### WHAT IS BEING ASKED
Retype the records below word for word and omit any image.

-- START OF RECORD EXCERPTS --

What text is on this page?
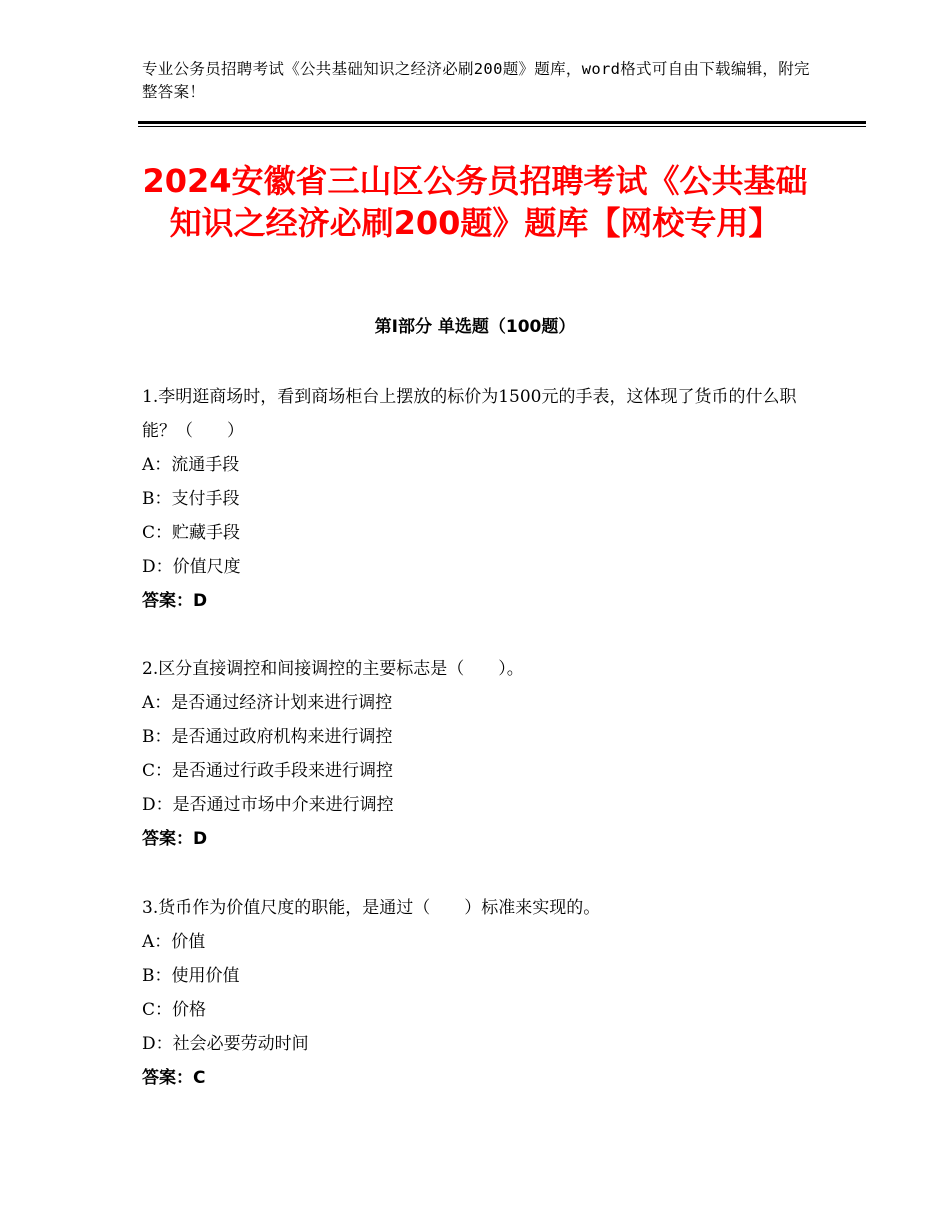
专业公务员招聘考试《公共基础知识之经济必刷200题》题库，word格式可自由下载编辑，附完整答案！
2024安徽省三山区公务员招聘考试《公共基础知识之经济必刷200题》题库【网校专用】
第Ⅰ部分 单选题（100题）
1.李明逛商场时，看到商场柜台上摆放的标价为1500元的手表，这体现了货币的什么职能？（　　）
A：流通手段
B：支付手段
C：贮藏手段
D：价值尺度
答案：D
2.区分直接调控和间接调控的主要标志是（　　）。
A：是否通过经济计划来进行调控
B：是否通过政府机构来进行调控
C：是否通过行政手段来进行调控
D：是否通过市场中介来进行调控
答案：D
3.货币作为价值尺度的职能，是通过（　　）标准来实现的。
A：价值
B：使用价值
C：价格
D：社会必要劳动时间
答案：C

-- END OF RECORD EXCERPTS --

### SOLUTION FOR THIS EXERCISE
What text is on this page?
专业公务员招聘考试《公共基础知识之经济必刷200题》题库，word格式可自由下载编辑，附完整答案！
2024安徽省三山区公务员招聘考试《公共基础知识之经济必刷200题》题库【网校专用】
第Ⅰ部分 单选题（100题）
1.李明逛商场时，看到商场柜台上摆放的标价为1500元的手表，这体现了货币的什么职能？（　　）
A：流通手段
B：支付手段
C：贮藏手段
D：价值尺度
答案：D
2.区分直接调控和间接调控的主要标志是（　　）。
A：是否通过经济计划来进行调控
B：是否通过政府机构来进行调控
C：是否通过行政手段来进行调控
D：是否通过市场中介来进行调控
答案：D
3.货币作为价值尺度的职能，是通过（　　）标准来实现的。
A：价值
B：使用价值
C：价格
D：社会必要劳动时间
答案：C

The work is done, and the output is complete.